• [Exercise objective] Give the data a second time, exactly and in full.

• [Records provided]
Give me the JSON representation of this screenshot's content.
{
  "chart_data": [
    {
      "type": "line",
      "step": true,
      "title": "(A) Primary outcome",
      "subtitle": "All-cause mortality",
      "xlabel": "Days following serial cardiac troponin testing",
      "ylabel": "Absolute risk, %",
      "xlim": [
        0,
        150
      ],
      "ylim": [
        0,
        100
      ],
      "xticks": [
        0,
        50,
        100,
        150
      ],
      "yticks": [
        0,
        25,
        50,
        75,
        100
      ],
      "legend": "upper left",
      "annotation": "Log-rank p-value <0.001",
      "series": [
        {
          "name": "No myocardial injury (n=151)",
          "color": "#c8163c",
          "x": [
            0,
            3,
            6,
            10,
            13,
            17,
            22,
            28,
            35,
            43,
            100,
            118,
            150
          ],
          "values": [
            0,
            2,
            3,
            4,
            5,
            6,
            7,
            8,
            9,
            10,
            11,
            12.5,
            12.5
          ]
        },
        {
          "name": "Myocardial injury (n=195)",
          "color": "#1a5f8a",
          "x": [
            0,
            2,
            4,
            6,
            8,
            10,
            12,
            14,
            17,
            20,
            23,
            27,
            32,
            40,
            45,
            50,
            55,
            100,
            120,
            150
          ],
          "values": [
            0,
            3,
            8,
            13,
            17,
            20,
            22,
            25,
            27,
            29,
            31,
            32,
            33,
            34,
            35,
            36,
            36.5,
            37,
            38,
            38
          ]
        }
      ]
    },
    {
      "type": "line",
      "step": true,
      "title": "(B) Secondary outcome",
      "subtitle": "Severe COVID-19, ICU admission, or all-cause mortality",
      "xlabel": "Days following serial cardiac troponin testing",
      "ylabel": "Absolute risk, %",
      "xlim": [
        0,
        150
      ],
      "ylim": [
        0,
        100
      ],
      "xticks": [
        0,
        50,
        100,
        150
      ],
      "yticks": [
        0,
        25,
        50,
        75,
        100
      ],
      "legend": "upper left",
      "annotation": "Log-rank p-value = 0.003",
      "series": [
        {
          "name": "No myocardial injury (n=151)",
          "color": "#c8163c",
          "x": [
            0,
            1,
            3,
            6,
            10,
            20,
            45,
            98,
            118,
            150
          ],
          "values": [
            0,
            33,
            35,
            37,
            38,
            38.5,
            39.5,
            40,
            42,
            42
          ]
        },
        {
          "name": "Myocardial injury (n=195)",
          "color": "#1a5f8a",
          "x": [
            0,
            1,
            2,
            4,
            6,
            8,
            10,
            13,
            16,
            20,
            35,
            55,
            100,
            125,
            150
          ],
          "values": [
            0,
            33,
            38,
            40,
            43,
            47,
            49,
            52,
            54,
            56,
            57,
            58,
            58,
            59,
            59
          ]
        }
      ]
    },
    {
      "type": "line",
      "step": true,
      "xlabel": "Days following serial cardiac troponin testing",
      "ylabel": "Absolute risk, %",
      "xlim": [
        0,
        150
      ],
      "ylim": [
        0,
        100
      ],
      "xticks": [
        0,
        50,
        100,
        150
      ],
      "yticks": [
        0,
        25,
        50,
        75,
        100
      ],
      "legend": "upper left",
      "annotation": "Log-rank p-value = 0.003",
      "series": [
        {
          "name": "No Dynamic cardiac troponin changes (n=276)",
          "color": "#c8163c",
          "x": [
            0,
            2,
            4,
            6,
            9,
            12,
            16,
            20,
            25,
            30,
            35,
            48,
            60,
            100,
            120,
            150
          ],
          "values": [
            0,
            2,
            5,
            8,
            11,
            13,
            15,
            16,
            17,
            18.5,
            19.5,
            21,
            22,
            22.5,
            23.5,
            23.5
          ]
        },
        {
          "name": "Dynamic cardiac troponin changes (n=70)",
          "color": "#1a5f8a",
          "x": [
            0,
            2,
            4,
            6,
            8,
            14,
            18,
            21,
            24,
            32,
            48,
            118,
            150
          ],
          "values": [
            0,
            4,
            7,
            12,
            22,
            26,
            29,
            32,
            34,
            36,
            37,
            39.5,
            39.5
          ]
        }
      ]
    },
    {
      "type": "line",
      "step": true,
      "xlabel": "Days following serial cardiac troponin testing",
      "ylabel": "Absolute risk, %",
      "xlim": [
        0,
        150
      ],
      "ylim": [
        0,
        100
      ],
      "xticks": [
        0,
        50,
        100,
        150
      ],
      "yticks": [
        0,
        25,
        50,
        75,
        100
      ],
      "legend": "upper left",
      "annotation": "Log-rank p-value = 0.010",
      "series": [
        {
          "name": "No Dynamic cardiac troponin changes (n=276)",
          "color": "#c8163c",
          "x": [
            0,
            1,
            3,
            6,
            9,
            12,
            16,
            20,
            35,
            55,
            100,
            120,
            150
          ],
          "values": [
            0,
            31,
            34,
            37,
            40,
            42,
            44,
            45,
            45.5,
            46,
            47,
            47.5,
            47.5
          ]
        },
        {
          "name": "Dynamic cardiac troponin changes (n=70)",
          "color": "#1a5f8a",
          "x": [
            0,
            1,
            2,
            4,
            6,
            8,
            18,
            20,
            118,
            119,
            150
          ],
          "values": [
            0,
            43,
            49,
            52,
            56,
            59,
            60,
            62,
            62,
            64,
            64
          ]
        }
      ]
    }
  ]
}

• [Written solution]
Give me the JSON representation of this screenshot's content.
{
  "chart_data": [
    {
      "type": "line",
      "step": true,
      "title": "(A) Primary outcome",
      "subtitle": "All-cause mortality",
      "xlabel": "Days following serial cardiac troponin testing",
      "ylabel": "Absolute risk, %",
      "xlim": [
        0,
        150
      ],
      "ylim": [
        0,
        100
      ],
      "xticks": [
        0,
        50,
        100,
        150
      ],
      "yticks": [
        0,
        25,
        50,
        75,
        100
      ],
      "legend": "upper left",
      "annotation": "Log-rank p-value <0.001",
      "series": [
        {
          "name": "No myocardial injury (n=151)",
          "color": "#c8163c",
          "x": [
            0,
            3,
            6,
            10,
            13,
            17,
            22,
            28,
            35,
            43,
            100,
            118,
            150
          ],
          "values": [
            0,
            2,
            3,
            4,
            5,
            6,
            7,
            8,
            9,
            10,
            11,
            12.5,
            12.5
          ]
        },
        {
          "name": "Myocardial injury (n=195)",
          "color": "#1a5f8a",
          "x": [
            0,
            2,
            4,
            6,
            8,
            10,
            12,
            14,
            17,
            20,
            23,
            27,
            32,
            40,
            45,
            50,
            55,
            100,
            120,
            150
          ],
          "values": [
            0,
            3,
            8,
            13,
            17,
            20,
            22,
            25,
            27,
            29,
            31,
            32,
            33,
            34,
            35,
            36,
            36.5,
            37,
            38,
            38
          ]
        }
      ]
    },
    {
      "type": "line",
      "step": true,
      "title": "(B) Secondary outcome",
      "subtitle": "Severe COVID-19, ICU admission, or all-cause mortality",
      "xlabel": "Days following serial cardiac troponin testing",
      "ylabel": "Absolute risk, %",
      "xlim": [
        0,
        150
      ],
      "ylim": [
        0,
        100
      ],
      "xticks": [
        0,
        50,
        100,
        150
      ],
      "yticks": [
        0,
        25,
        50,
        75,
        100
      ],
      "legend": "upper left",
      "annotation": "Log-rank p-value = 0.003",
      "series": [
        {
          "name": "No myocardial injury (n=151)",
          "color": "#c8163c",
          "x": [
            0,
            1,
            3,
            6,
            10,
            20,
            45,
            98,
            118,
            150
          ],
          "values": [
            0,
            33,
            35,
            37,
            38,
            38.5,
            39.5,
            40,
            42,
            42
          ]
        },
        {
          "name": "Myocardial injury (n=195)",
          "color": "#1a5f8a",
          "x": [
            0,
            1,
            2,
            4,
            6,
            8,
            10,
            13,
            16,
            20,
            35,
            55,
            100,
            125,
            150
          ],
          "values": [
            0,
            33,
            38,
            40,
            43,
            47,
            49,
            52,
            54,
            56,
            57,
            58,
            58,
            59,
            59
          ]
        }
      ]
    },
    {
      "type": "line",
      "step": true,
      "xlabel": "Days following serial cardiac troponin testing",
      "ylabel": "Absolute risk, %",
      "xlim": [
        0,
        150
      ],
      "ylim": [
        0,
        100
      ],
      "xticks": [
        0,
        50,
        100,
        150
      ],
      "yticks": [
        0,
        25,
        50,
        75,
        100
      ],
      "legend": "upper left",
      "annotation": "Log-rank p-value = 0.003",
      "series": [
        {
          "name": "No Dynamic cardiac troponin changes (n=276)",
          "color": "#c8163c",
          "x": [
            0,
            2,
            4,
            6,
            9,
            12,
            16,
            20,
            25,
            30,
            35,
            48,
            60,
            100,
            120,
            150
          ],
          "values": [
            0,
            2,
            5,
            8,
            11,
            13,
            15,
            16,
            17,
            18.5,
            19.5,
            21,
            22,
            22.5,
            23.5,
            23.5
          ]
        },
        {
          "name": "Dynamic cardiac troponin changes (n=70)",
          "color": "#1a5f8a",
          "x": [
            0,
            2,
            4,
            6,
            8,
            14,
            18,
            21,
            24,
            32,
            48,
            118,
            150
          ],
          "values": [
            0,
            4,
            7,
            12,
            22,
            26,
            29,
            32,
            34,
            36,
            37,
            39.5,
            39.5
          ]
        }
      ]
    },
    {
      "type": "line",
      "step": true,
      "xlabel": "Days following serial cardiac troponin testing",
      "ylabel": "Absolute risk, %",
      "xlim": [
        0,
        150
      ],
      "ylim": [
        0,
        100
      ],
      "xticks": [
        0,
        50,
        100,
        150
      ],
      "yticks": [
        0,
        25,
        50,
        75,
        100
      ],
      "legend": "upper left",
      "annotation": "Log-rank p-value = 0.010",
      "series": [
        {
          "name": "No Dynamic cardiac troponin changes (n=276)",
          "color": "#c8163c",
          "x": [
            0,
            1,
            3,
            6,
            9,
            12,
            16,
            20,
            35,
            55,
            100,
            120,
            150
          ],
          "values": [
            0,
            31,
            34,
            37,
            40,
            42,
            44,
            45,
            45.5,
            46,
            47,
            47.5,
            47.5
          ]
        },
        {
          "name": "Dynamic cardiac troponin changes (n=70)",
          "color": "#1a5f8a",
          "x": [
            0,
            1,
            2,
            4,
            6,
            8,
            18,
            20,
            118,
            119,
            150
          ],
          "values": [
            0,
            43,
            49,
            52,
            56,
            59,
            60,
            62,
            62,
            64,
            64
          ]
        }
      ]
    }
  ]
}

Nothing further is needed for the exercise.